- Problem requirements: Reproduce the data in its entirety, exactly as supplied.
'''
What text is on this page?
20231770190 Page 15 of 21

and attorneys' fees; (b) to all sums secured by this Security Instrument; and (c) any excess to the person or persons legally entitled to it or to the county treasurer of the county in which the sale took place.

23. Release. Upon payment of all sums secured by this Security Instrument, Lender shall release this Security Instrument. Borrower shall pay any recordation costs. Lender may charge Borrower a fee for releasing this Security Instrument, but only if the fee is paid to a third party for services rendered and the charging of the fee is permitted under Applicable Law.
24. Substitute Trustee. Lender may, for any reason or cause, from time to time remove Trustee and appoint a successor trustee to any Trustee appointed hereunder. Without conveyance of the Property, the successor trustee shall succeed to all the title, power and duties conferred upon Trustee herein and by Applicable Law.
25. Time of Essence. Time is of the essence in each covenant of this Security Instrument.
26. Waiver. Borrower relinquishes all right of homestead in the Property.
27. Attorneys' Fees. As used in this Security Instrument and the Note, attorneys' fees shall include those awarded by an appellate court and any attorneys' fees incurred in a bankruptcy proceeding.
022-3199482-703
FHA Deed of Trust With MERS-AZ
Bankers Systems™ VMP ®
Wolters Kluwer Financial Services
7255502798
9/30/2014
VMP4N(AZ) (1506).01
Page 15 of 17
'''
- Result of this exercise:
What text is on this page?
20231770190 Page 15 of 21

and attorneys' fees; (b) to all sums secured by this Security Instrument; and (c) any excess to the person or persons legally entitled to it or to the county treasurer of the county in which the sale took place.

23. Release. Upon payment of all sums secured by this Security Instrument, Lender shall release this Security Instrument. Borrower shall pay any recordation costs. Lender may charge Borrower a fee for releasing this Security Instrument, but only if the fee is paid to a third party for services rendered and the charging of the fee is permitted under Applicable Law.
24. Substitute Trustee. Lender may, for any reason or cause, from time to time remove Trustee and appoint a successor trustee to any Trustee appointed hereunder. Without conveyance of the Property, the successor trustee shall succeed to all the title, power and duties conferred upon Trustee herein and by Applicable Law.
25. Time of Essence. Time is of the essence in each covenant of this Security Instrument.
26. Waiver. Borrower relinquishes all right of homestead in the Property.
27. Attorneys' Fees. As used in this Security Instrument and the Note, attorneys' fees shall include those awarded by an appellate court and any attorneys' fees incurred in a bankruptcy proceeding.
022-3199482-703
FHA Deed of Trust With MERS-AZ
Bankers Systems™ VMP ®
Wolters Kluwer Financial Services
7255502798
9/30/2014
VMP4N(AZ) (1506).01
Page 15 of 17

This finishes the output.